DIRECTIONS =
All of the data should be output character for character, except the pictures.

ENTRIES PROVIDED =
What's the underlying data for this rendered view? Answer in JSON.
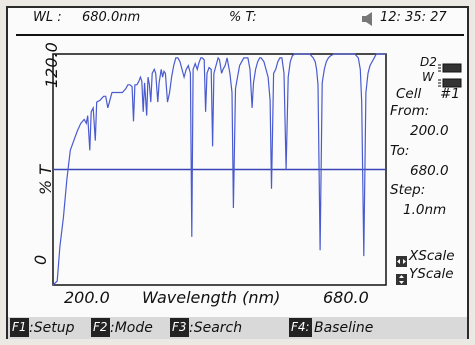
{
  "header": {
    "wl_label": "WL :",
    "wl_value": "680.0nm",
    "t_label": "% T:",
    "speaker_icon": "speaker-icon",
    "time": "12: 35: 27"
  },
  "plot": {
    "y_axis_label": "% T",
    "y_top_tick": "120.0",
    "y_bottom_tick": "0",
    "x_left_tick": "200.0",
    "x_right_tick": "680.0",
    "x_axis_label": "Wavelength (nm)",
    "cursor_line_color": "#3a45b5",
    "trace_color": "#4a5bd0"
  },
  "side_panel": {
    "lamp1": "D2",
    "lamp2": "W",
    "cell_label": "Cell",
    "cell_value": "#1",
    "from_label": "From:",
    "from_value": "200.0",
    "to_label": "To:",
    "to_value": "680.0",
    "step_label": "Step:",
    "step_value": "1.0nm",
    "xscale_label": "XScale",
    "yscale_label": "YScale"
  },
  "footer": {
    "f1_key": "F1",
    "f1_label": ":Setup",
    "f2_key": "F2",
    "f2_label": ":Mode",
    "f3_key": "F3",
    "f3_label": ":Search",
    "f4_key": "F4:",
    "f4_label": "Baseline"
  },
  "chart_data": {
    "type": "line",
    "xlabel": "Wavelength (nm)",
    "ylabel": "% T",
    "xlim": [
      200.0,
      680.0
    ],
    "ylim": [
      0,
      120.0
    ],
    "cursor_y": 60,
    "series": [
      {
        "values": [
          [
            200,
            0
          ],
          [
            206,
            2
          ],
          [
            210,
            20
          ],
          [
            215,
            35
          ],
          [
            220,
            55
          ],
          [
            225,
            70
          ],
          [
            230,
            75
          ],
          [
            235,
            80
          ],
          [
            240,
            84
          ],
          [
            245,
            86
          ],
          [
            248,
            84
          ],
          [
            250,
            88
          ],
          [
            253,
            70
          ],
          [
            255,
            90
          ],
          [
            258,
            92
          ],
          [
            261,
            75
          ],
          [
            263,
            95
          ],
          [
            268,
            96
          ],
          [
            273,
            98
          ],
          [
            276,
            98
          ],
          [
            279,
            92
          ],
          [
            282,
            96
          ],
          [
            285,
            100
          ],
          [
            290,
            100
          ],
          [
            295,
            100
          ],
          [
            300,
            100
          ],
          [
            305,
            102
          ],
          [
            308,
            104
          ],
          [
            311,
            104
          ],
          [
            314,
            103
          ],
          [
            316,
            85
          ],
          [
            318,
            104
          ],
          [
            321,
            104
          ],
          [
            324,
            106
          ],
          [
            326,
            108
          ],
          [
            328,
            106
          ],
          [
            330,
            90
          ],
          [
            332,
            105
          ],
          [
            335,
            88
          ],
          [
            337,
            108
          ],
          [
            339,
            104
          ],
          [
            341,
            95
          ],
          [
            343,
            110
          ],
          [
            346,
            112
          ],
          [
            348,
            110
          ],
          [
            351,
            95
          ],
          [
            353,
            105
          ],
          [
            356,
            112
          ],
          [
            358,
            108
          ],
          [
            360,
            111
          ],
          [
            362,
            110
          ],
          [
            365,
            95
          ],
          [
            368,
            100
          ],
          [
            371,
            108
          ],
          [
            374,
            114
          ],
          [
            377,
            118
          ],
          [
            380,
            118
          ],
          [
            383,
            116
          ],
          [
            386,
            112
          ],
          [
            389,
            108
          ],
          [
            392,
            112
          ],
          [
            395,
            114
          ],
          [
            398,
            110
          ],
          [
            400,
            25
          ],
          [
            402,
            112
          ],
          [
            405,
            115
          ],
          [
            408,
            112
          ],
          [
            410,
            115
          ],
          [
            413,
            118
          ],
          [
            415,
            118
          ],
          [
            418,
            117
          ],
          [
            420,
            90
          ],
          [
            422,
            110
          ],
          [
            425,
            113
          ],
          [
            428,
            112
          ],
          [
            430,
            72
          ],
          [
            432,
            110
          ],
          [
            435,
            114
          ],
          [
            438,
            118
          ],
          [
            440,
            117
          ],
          [
            443,
            110
          ],
          [
            445,
            112
          ],
          [
            448,
            114
          ],
          [
            451,
            118
          ],
          [
            455,
            110
          ],
          [
            458,
            100
          ],
          [
            460,
            40
          ],
          [
            463,
            102
          ],
          [
            466,
            108
          ],
          [
            469,
            114
          ],
          [
            472,
            116
          ],
          [
            475,
            118
          ],
          [
            478,
            118
          ],
          [
            481,
            118
          ],
          [
            484,
            112
          ],
          [
            487,
            92
          ],
          [
            489,
            105
          ],
          [
            492,
            112
          ],
          [
            495,
            116
          ],
          [
            498,
            118
          ],
          [
            500,
            118
          ],
          [
            504,
            116
          ],
          [
            507,
            112
          ],
          [
            510,
            108
          ],
          [
            513,
            96
          ],
          [
            515,
            50
          ],
          [
            518,
            110
          ],
          [
            521,
            112
          ],
          [
            524,
            116
          ],
          [
            527,
            118
          ],
          [
            530,
            118
          ],
          [
            533,
            110
          ],
          [
            536,
            60
          ],
          [
            539,
            108
          ],
          [
            542,
            116
          ],
          [
            545,
            119
          ],
          [
            548,
            120
          ],
          [
            555,
            120
          ],
          [
            560,
            120
          ],
          [
            565,
            120
          ],
          [
            570,
            120
          ],
          [
            575,
            118
          ],
          [
            578,
            116
          ],
          [
            580,
            112
          ],
          [
            582,
            104
          ],
          [
            585,
            18
          ],
          [
            588,
            105
          ],
          [
            591,
            112
          ],
          [
            594,
            116
          ],
          [
            597,
            118
          ],
          [
            600,
            119
          ],
          [
            605,
            120
          ],
          [
            610,
            120
          ],
          [
            615,
            120
          ],
          [
            620,
            120
          ],
          [
            625,
            120
          ],
          [
            630,
            120
          ],
          [
            635,
            120
          ],
          [
            640,
            118
          ],
          [
            643,
            112
          ],
          [
            645,
            95
          ],
          [
            648,
            15
          ],
          [
            651,
            100
          ],
          [
            654,
            110
          ],
          [
            657,
            114
          ],
          [
            660,
            116
          ],
          [
            663,
            118
          ],
          [
            666,
            120
          ],
          [
            670,
            120
          ],
          [
            674,
            120
          ],
          [
            677,
            120
          ],
          [
            680,
            120
          ]
        ]
      }
    ]
  }
}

EXERCISE ANSWER =
What's the underlying data for this rendered view? Answer in JSON.
{
  "header": {
    "wl_label": "WL :",
    "wl_value": "680.0nm",
    "t_label": "% T:",
    "speaker_icon": "speaker-icon",
    "time": "12: 35: 27"
  },
  "plot": {
    "y_axis_label": "% T",
    "y_top_tick": "120.0",
    "y_bottom_tick": "0",
    "x_left_tick": "200.0",
    "x_right_tick": "680.0",
    "x_axis_label": "Wavelength (nm)",
    "cursor_line_color": "#3a45b5",
    "trace_color": "#4a5bd0"
  },
  "side_panel": {
    "lamp1": "D2",
    "lamp2": "W",
    "cell_label": "Cell",
    "cell_value": "#1",
    "from_label": "From:",
    "from_value": "200.0",
    "to_label": "To:",
    "to_value": "680.0",
    "step_label": "Step:",
    "step_value": "1.0nm",
    "xscale_label": "XScale",
    "yscale_label": "YScale"
  },
  "footer": {
    "f1_key": "F1",
    "f1_label": ":Setup",
    "f2_key": "F2",
    "f2_label": ":Mode",
    "f3_key": "F3",
    "f3_label": ":Search",
    "f4_key": "F4:",
    "f4_label": "Baseline"
  },
  "chart_data": {
    "type": "line",
    "xlabel": "Wavelength (nm)",
    "ylabel": "% T",
    "xlim": [
      200.0,
      680.0
    ],
    "ylim": [
      0,
      120.0
    ],
    "cursor_y": 60,
    "series": [
      {
        "values": [
          [
            200,
            0
          ],
          [
            206,
            2
          ],
          [
            210,
            20
          ],
          [
            215,
            35
          ],
          [
            220,
            55
          ],
          [
            225,
            70
          ],
          [
            230,
            75
          ],
          [
            235,
            80
          ],
          [
            240,
            84
          ],
          [
            245,
            86
          ],
          [
            248,
            84
          ],
          [
            250,
            88
          ],
          [
            253,
            70
          ],
          [
            255,
            90
          ],
          [
            258,
            92
          ],
          [
            261,
            75
          ],
          [
            263,
            95
          ],
          [
            268,
            96
          ],
          [
            273,
            98
          ],
          [
            276,
            98
          ],
          [
            279,
            92
          ],
          [
            282,
            96
          ],
          [
            285,
            100
          ],
          [
            290,
            100
          ],
          [
            295,
            100
          ],
          [
            300,
            100
          ],
          [
            305,
            102
          ],
          [
            308,
            104
          ],
          [
            311,
            104
          ],
          [
            314,
            103
          ],
          [
            316,
            85
          ],
          [
            318,
            104
          ],
          [
            321,
            104
          ],
          [
            324,
            106
          ],
          [
            326,
            108
          ],
          [
            328,
            106
          ],
          [
            330,
            90
          ],
          [
            332,
            105
          ],
          [
            335,
            88
          ],
          [
            337,
            108
          ],
          [
            339,
            104
          ],
          [
            341,
            95
          ],
          [
            343,
            110
          ],
          [
            346,
            112
          ],
          [
            348,
            110
          ],
          [
            351,
            95
          ],
          [
            353,
            105
          ],
          [
            356,
            112
          ],
          [
            358,
            108
          ],
          [
            360,
            111
          ],
          [
            362,
            110
          ],
          [
            365,
            95
          ],
          [
            368,
            100
          ],
          [
            371,
            108
          ],
          [
            374,
            114
          ],
          [
            377,
            118
          ],
          [
            380,
            118
          ],
          [
            383,
            116
          ],
          [
            386,
            112
          ],
          [
            389,
            108
          ],
          [
            392,
            112
          ],
          [
            395,
            114
          ],
          [
            398,
            110
          ],
          [
            400,
            25
          ],
          [
            402,
            112
          ],
          [
            405,
            115
          ],
          [
            408,
            112
          ],
          [
            410,
            115
          ],
          [
            413,
            118
          ],
          [
            415,
            118
          ],
          [
            418,
            117
          ],
          [
            420,
            90
          ],
          [
            422,
            110
          ],
          [
            425,
            113
          ],
          [
            428,
            112
          ],
          [
            430,
            72
          ],
          [
            432,
            110
          ],
          [
            435,
            114
          ],
          [
            438,
            118
          ],
          [
            440,
            117
          ],
          [
            443,
            110
          ],
          [
            445,
            112
          ],
          [
            448,
            114
          ],
          [
            451,
            118
          ],
          [
            455,
            110
          ],
          [
            458,
            100
          ],
          [
            460,
            40
          ],
          [
            463,
            102
          ],
          [
            466,
            108
          ],
          [
            469,
            114
          ],
          [
            472,
            116
          ],
          [
            475,
            118
          ],
          [
            478,
            118
          ],
          [
            481,
            118
          ],
          [
            484,
            112
          ],
          [
            487,
            92
          ],
          [
            489,
            105
          ],
          [
            492,
            112
          ],
          [
            495,
            116
          ],
          [
            498,
            118
          ],
          [
            500,
            118
          ],
          [
            504,
            116
          ],
          [
            507,
            112
          ],
          [
            510,
            108
          ],
          [
            513,
            96
          ],
          [
            515,
            50
          ],
          [
            518,
            110
          ],
          [
            521,
            112
          ],
          [
            524,
            116
          ],
          [
            527,
            118
          ],
          [
            530,
            118
          ],
          [
            533,
            110
          ],
          [
            536,
            60
          ],
          [
            539,
            108
          ],
          [
            542,
            116
          ],
          [
            545,
            119
          ],
          [
            548,
            120
          ],
          [
            555,
            120
          ],
          [
            560,
            120
          ],
          [
            565,
            120
          ],
          [
            570,
            120
          ],
          [
            575,
            118
          ],
          [
            578,
            116
          ],
          [
            580,
            112
          ],
          [
            582,
            104
          ],
          [
            585,
            18
          ],
          [
            588,
            105
          ],
          [
            591,
            112
          ],
          [
            594,
            116
          ],
          [
            597,
            118
          ],
          [
            600,
            119
          ],
          [
            605,
            120
          ],
          [
            610,
            120
          ],
          [
            615,
            120
          ],
          [
            620,
            120
          ],
          [
            625,
            120
          ],
          [
            630,
            120
          ],
          [
            635,
            120
          ],
          [
            640,
            118
          ],
          [
            643,
            112
          ],
          [
            645,
            95
          ],
          [
            648,
            15
          ],
          [
            651,
            100
          ],
          [
            654,
            110
          ],
          [
            657,
            114
          ],
          [
            660,
            116
          ],
          [
            663,
            118
          ],
          [
            666,
            120
          ],
          [
            670,
            120
          ],
          [
            674,
            120
          ],
          [
            677,
            120
          ],
          [
            680,
            120
          ]
        ]
      }
    ]
  }
}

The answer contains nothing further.